[start of INPUT FOR THIS TASK]
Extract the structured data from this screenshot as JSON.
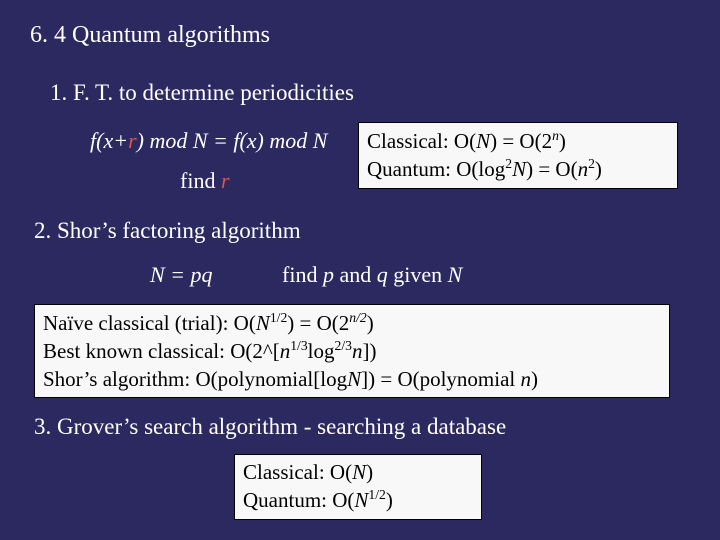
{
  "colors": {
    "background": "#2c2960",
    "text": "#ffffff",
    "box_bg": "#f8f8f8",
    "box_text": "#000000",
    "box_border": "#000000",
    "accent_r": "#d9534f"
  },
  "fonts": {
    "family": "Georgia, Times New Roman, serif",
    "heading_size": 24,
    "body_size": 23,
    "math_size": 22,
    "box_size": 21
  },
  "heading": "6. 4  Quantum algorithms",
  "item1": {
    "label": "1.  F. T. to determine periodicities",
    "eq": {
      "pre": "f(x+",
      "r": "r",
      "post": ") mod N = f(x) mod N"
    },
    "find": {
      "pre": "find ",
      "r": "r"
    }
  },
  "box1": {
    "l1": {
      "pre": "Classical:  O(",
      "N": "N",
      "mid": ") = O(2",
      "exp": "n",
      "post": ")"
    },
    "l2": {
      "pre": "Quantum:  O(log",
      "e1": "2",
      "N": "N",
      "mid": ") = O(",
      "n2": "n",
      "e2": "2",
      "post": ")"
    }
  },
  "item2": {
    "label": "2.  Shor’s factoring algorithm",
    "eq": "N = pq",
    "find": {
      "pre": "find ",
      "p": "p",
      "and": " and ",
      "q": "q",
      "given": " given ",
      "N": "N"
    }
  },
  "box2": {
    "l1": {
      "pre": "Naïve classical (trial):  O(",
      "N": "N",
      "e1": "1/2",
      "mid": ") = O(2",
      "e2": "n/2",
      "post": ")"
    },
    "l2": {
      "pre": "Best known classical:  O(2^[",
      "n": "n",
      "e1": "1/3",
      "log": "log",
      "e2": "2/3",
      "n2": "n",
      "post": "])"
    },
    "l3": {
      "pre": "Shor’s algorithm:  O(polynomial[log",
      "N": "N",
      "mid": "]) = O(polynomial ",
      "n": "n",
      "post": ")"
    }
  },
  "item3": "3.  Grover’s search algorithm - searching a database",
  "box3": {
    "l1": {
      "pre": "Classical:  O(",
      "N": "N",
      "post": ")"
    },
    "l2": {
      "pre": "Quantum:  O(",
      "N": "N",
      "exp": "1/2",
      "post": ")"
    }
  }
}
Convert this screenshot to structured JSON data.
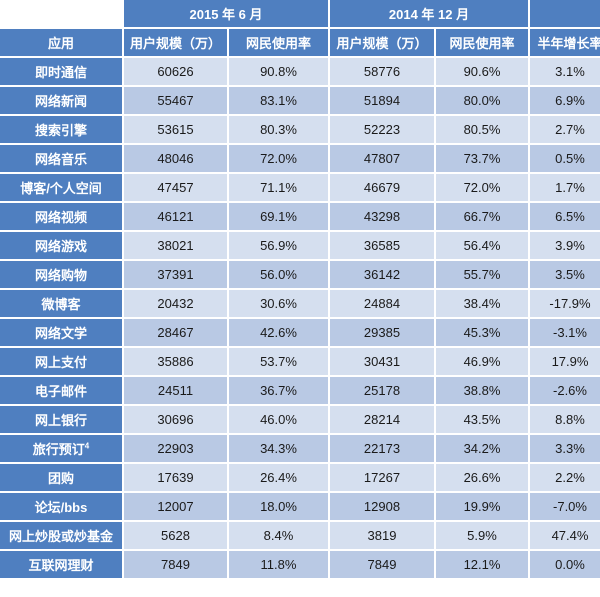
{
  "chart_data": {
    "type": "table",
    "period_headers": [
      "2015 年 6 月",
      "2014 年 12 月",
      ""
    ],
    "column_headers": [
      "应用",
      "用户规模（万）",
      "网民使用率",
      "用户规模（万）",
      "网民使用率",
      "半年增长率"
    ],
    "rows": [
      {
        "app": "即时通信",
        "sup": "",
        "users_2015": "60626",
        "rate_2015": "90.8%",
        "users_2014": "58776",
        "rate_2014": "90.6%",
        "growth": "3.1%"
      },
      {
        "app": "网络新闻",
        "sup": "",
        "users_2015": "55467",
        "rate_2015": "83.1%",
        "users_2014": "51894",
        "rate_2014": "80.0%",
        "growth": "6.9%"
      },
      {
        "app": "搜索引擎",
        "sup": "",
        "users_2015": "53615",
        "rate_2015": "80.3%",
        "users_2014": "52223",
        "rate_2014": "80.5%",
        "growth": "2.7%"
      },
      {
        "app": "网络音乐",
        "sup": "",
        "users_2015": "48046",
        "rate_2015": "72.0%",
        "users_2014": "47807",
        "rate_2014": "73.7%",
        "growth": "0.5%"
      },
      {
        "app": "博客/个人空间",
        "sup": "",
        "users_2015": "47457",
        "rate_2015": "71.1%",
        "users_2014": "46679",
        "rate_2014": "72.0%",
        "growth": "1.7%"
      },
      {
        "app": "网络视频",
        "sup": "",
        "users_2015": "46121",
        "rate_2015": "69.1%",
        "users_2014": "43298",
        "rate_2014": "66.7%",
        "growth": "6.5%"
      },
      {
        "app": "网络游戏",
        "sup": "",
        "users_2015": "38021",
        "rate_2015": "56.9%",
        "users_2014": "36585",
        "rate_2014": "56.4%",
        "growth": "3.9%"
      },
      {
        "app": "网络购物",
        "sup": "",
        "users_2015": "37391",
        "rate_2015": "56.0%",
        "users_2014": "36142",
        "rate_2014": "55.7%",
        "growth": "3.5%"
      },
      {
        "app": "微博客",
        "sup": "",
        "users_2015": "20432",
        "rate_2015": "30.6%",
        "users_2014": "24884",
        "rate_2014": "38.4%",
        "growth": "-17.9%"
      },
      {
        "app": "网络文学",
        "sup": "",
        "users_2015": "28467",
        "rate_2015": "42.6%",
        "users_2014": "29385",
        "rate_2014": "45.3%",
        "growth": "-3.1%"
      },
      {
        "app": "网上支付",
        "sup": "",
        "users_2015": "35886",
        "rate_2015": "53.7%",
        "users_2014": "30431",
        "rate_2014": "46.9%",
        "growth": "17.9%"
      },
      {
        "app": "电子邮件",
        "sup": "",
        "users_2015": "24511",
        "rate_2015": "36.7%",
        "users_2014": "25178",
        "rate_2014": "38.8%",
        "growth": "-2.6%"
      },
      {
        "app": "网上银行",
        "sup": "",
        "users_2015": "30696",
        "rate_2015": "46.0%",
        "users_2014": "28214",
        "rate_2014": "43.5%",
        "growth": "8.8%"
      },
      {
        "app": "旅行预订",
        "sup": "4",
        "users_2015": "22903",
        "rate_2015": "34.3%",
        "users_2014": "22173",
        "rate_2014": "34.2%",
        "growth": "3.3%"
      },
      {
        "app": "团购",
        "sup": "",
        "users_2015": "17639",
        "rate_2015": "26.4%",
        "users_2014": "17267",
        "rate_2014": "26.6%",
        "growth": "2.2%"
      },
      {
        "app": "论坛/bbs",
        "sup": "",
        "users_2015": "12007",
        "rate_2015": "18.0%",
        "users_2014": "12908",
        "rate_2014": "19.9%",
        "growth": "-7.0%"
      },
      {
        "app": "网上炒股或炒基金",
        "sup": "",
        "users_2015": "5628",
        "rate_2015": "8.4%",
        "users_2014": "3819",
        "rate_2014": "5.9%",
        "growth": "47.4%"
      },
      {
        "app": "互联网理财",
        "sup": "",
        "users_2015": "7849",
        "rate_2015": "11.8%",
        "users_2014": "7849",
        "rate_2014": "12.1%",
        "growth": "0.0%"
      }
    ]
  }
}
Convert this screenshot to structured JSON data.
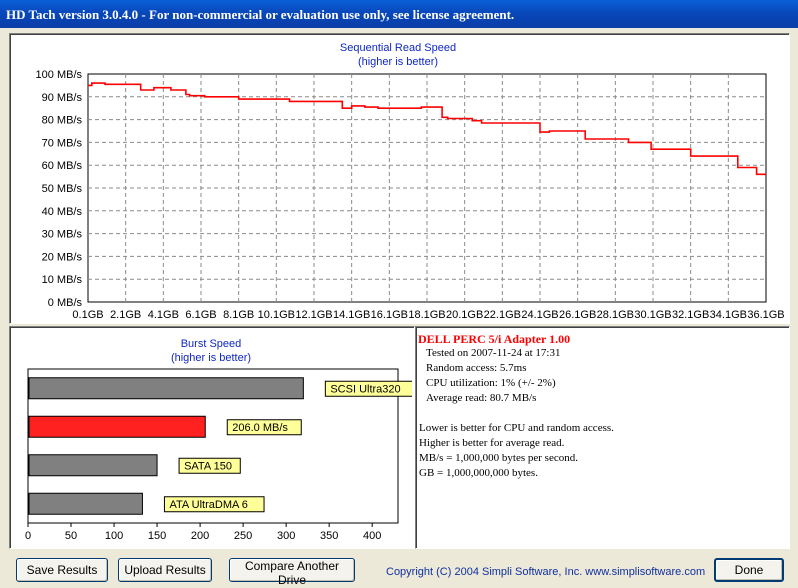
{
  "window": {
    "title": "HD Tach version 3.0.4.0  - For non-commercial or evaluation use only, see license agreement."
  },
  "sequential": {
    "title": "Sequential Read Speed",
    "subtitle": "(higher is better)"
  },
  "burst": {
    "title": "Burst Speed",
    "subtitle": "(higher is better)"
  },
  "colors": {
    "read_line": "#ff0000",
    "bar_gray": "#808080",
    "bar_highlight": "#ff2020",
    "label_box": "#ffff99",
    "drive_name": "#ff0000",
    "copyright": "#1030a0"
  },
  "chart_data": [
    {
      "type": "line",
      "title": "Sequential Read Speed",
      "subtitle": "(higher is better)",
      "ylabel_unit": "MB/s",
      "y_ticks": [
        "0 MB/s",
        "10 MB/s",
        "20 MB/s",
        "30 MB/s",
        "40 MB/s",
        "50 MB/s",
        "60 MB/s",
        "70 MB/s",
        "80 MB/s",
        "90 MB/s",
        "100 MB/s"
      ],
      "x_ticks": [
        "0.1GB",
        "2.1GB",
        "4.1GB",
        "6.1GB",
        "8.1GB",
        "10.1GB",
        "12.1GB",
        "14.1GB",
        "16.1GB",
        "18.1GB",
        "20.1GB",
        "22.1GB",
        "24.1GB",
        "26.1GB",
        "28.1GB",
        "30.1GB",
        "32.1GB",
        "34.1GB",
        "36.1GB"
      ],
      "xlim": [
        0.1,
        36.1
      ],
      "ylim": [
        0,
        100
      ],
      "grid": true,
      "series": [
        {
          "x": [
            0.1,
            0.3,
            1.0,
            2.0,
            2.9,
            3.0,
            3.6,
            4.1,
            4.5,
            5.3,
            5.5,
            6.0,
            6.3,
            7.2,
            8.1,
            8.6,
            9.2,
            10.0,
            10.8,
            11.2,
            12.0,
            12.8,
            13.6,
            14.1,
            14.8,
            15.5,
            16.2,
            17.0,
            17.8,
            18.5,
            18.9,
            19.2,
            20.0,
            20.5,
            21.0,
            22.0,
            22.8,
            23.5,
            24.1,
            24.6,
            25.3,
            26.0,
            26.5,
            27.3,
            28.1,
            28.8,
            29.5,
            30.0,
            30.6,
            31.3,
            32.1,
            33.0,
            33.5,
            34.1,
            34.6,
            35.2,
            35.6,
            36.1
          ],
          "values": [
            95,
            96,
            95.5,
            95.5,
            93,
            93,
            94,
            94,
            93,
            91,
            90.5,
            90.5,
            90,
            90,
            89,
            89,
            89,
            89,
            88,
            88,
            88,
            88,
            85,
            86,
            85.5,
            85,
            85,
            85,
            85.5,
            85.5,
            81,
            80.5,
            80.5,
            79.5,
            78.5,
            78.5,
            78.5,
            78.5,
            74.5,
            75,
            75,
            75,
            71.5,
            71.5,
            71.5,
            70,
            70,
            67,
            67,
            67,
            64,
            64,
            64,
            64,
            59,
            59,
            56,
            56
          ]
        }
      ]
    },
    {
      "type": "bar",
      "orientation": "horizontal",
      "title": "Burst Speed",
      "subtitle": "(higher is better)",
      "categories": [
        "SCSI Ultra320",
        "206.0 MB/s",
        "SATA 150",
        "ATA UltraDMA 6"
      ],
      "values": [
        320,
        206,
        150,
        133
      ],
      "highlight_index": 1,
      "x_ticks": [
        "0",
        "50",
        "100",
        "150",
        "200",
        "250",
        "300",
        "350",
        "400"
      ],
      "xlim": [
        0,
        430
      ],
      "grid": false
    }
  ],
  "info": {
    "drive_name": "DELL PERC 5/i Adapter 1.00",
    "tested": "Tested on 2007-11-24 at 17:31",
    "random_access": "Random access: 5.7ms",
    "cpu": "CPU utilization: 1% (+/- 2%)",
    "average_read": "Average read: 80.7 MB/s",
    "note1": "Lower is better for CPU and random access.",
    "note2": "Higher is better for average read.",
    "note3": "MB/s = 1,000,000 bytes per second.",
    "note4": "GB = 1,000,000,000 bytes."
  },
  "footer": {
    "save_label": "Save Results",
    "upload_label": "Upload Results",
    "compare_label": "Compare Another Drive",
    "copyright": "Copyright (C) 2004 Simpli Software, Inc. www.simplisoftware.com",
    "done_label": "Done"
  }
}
[end of INPUT FOR THIS TASK]
Identify the lines that hold the word "Results". Copy every one of them.

    "save_label": "Save Results",
    "upload_label": "Upload Results",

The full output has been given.